* Stated task: Rewrite the passage of the epub editor notes starting at "There were a" and ending at "wasn't working correctly.", putting "stubborn" in place of "persistent".

--- start Provided text ---

21 Jan 2010

Online Epub Editor Project: Technical Notes

This post adds some technical notes to the Inside Epub articles which explore the epub standards and show how to write an online wysiwyg epub editor. The following topics are covered:
  • Using the DotNetZip library to open and save an ebook
  • Checking the validity of your .epub files
  • Using the Sandcastle Help Builder to document code
  • Sorting an NCX navMap by playOrder
Using the DotNetZip library to open and save an ebook
I chose the DotNetZip library for this project because it looked well documented and seemed to offer the functionality I wanted. All was fine until I submitted an epub for validation using the facility provided by Threepress (see Checking the validity of your .epub files, below).

There were a few simple problems to resolve but the most persistent was a report that the mimetype file did not contain the expected information (application/epub+zip). The file clearly did have the correct information in it so I suspected the zipping wasn't working correctly.

The rules for the ZIP Container in the Open Container Format Specification state:
The first file in the ZIP Container MUST be a file by the ASCII name of ‘mimetype’ which holds the MIME type for the ZIP Container (i.e., “application/epub+zip” as an ASCII string; no padding, white-space or case change). The file MUST be neither compressed nor encrypted and there MUST NOT be an extra field in its ZIP header. If this is done, then the ZIP Container offers convenient “magic number” support as described in RFC 2048 and the following will hold true:


  • The bytes “PK” will be at the beginning of the file
  • The bytes “mimetype” will be at position 30
  • The actual MIME type (i.e., the ASCII string “application/epub+zip”) will begin at position 38 
I made a couple of mistakes when building the epub the first few (many) times. Figure 1. shows one of my earlier attempts which I opened in Notepad to view the characters in the zipped file (remember it's in Zip format so you can't expect to see normal text). You can see that, although the mimetype is the first file in the archive, the file shouldn't have the long folder path 'eBookTemp/Inside epub/' and the 'application/epub+zip' doesn't start at position 38.

Click to see the full image

Figure 1. Badly constructed epub

It was clear that I couldn't simply write:
using (ZipFile zippedBook = new ZipFile())
{
     zippedBook.AddDirectory(ebookPath);
}
where ebookPath was the folder holding the epub files. I had to make sure that the mimetype was uncompressed and started at the right position in the file. I evolved the following code to achieve this:
zippedBook.ForceNoCompression = true;
zippedBook.AddEntry("mimetype","","application/epub+zip");

zippedBook.ForceNoCompression = false;
zippedBook.AddDirectory(_fileSystemPath + "META-INF","META-INF");
zippedBook.AddDirectory(
    _fileSystemPath + _package.PackagePath,_package.PackagePath);

zippedBook.Save(_ebookPath);
The 'ForceNoCompression=true;' ensures that mimetype is not compressed. This is followed by 'ForceNocompression=false;' to compresss the rest of the epub. With this code, the application produced an epub file that looked like Figure 2. when opened in Notepad.

Click to see the full image

Figure 2. Well constructed epub archive

This file passed the epub validation check discussed below.

The other side of the coin with respect to epub files is how to expand an epub archive so you can work with its files. I developed the following code to do this:

foreach (ZipEntry ze in zippedBook.Entries){
   ze.ExtractExistingFile = ExtractExistingFileAction.OverwriteSilently;
   if (ze.IsDirectory){
     Directory.CreateDirectory(fileSystemPath + Path.GetDirectoryName(ze.FileName));
  }
  else{
     ze.Extract(fileSystemPath);
  }
}
Checking the validity of your .epub files
There are some important tests to perform to be sure the online epub editor is working correctly. Perhaps the most obvious is whether its output can be loaded into a reading device. That could be deceptive, though, because the reading software on one reading device might be more rigorous and compliant than on another.

--- end Provided text ---
--- start Provided data ---

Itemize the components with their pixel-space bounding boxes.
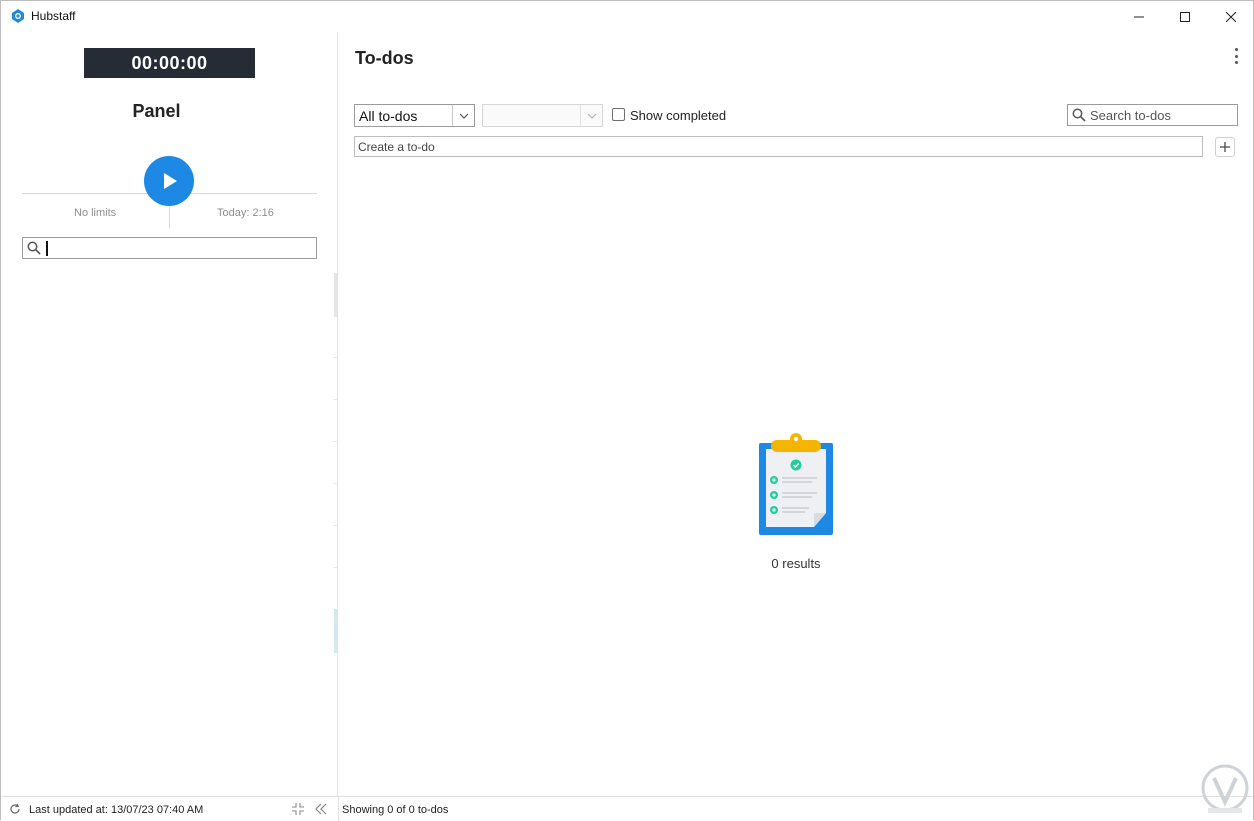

--- end Provided data ---
--- start Provided data ---

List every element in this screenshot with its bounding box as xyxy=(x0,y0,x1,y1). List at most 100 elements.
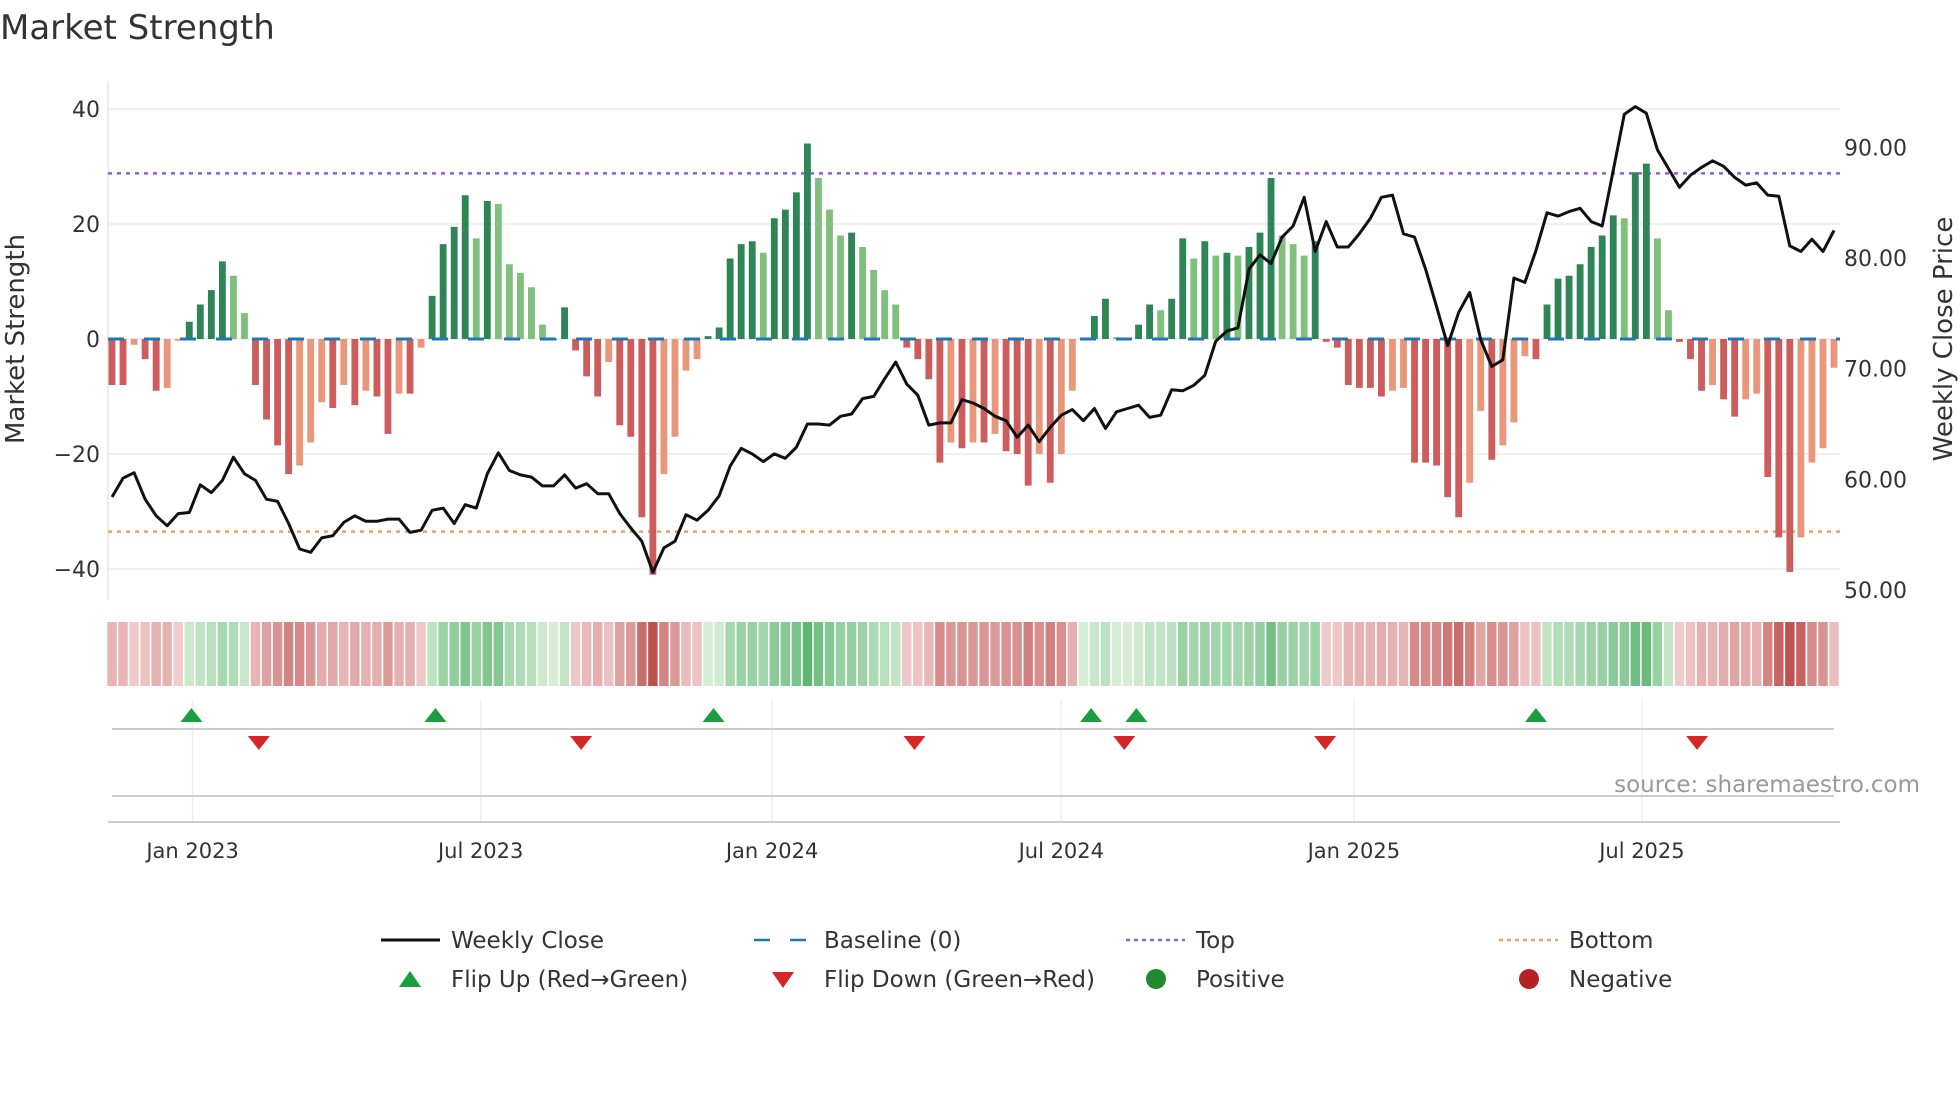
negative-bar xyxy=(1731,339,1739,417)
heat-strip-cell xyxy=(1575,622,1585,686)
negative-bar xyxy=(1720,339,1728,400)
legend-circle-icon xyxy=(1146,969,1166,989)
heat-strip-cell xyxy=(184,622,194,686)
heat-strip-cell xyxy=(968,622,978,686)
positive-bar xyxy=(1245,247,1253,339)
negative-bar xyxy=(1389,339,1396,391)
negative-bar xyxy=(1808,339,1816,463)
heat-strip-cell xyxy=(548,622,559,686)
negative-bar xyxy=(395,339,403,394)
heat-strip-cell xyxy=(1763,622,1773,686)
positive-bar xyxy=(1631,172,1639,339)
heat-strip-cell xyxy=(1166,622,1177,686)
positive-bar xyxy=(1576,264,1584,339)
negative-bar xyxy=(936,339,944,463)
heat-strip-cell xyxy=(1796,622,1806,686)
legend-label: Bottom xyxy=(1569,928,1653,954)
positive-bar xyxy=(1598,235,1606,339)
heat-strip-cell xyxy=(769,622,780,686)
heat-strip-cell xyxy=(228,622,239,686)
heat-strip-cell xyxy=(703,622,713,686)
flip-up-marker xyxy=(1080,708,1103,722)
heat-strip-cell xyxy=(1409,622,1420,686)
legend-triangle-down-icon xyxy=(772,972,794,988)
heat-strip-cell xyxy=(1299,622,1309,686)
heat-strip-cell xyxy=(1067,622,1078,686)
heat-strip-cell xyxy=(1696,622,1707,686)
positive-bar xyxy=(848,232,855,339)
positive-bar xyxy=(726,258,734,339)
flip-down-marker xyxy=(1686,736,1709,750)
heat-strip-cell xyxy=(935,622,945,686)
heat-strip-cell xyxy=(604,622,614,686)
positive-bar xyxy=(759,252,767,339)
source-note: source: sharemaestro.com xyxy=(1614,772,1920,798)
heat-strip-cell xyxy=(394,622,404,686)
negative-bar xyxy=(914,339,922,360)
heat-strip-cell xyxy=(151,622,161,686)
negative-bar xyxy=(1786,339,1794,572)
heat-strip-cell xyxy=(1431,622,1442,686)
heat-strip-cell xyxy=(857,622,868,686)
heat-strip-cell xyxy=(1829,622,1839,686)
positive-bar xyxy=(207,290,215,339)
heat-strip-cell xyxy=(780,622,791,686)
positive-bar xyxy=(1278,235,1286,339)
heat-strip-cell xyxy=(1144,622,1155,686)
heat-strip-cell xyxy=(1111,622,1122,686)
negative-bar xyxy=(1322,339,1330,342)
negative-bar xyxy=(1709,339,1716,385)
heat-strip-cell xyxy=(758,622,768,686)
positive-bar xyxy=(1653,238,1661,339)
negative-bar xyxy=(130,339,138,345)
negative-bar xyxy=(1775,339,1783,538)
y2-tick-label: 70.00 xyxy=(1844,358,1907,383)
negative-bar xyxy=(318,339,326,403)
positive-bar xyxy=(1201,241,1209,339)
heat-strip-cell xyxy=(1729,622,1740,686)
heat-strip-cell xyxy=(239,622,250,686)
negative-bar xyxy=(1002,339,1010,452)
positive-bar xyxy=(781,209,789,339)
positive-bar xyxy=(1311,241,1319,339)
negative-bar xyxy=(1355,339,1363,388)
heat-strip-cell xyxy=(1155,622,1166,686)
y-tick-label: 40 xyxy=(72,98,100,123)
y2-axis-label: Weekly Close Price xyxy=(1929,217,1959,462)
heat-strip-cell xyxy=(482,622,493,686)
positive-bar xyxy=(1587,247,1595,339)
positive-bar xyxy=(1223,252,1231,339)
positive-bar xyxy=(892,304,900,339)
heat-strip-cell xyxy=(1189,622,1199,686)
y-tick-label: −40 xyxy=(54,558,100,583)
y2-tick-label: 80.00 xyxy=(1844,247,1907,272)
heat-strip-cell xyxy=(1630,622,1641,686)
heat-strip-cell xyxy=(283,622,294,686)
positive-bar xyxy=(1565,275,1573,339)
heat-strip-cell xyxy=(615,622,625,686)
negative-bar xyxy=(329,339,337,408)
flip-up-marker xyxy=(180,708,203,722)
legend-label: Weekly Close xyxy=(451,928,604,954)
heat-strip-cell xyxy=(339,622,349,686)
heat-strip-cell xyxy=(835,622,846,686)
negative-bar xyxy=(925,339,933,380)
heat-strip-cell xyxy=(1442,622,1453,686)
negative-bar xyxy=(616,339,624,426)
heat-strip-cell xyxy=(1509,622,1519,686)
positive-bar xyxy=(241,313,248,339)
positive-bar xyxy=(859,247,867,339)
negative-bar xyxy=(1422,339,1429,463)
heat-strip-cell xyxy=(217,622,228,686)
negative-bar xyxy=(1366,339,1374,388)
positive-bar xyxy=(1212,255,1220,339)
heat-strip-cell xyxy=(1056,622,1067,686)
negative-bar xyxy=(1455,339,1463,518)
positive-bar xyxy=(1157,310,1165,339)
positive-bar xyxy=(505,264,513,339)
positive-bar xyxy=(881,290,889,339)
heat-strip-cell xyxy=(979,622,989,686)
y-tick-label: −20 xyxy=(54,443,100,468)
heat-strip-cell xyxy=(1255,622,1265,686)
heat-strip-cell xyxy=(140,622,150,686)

--- end Provided data ---

* Problem solution:
There were a few simple problems to resolve but the most stubborn was a report that the mimetype file did not contain the expected information (application/epub+zip). The file clearly did have the correct information in it so I suspected the zipping wasn't working correctly.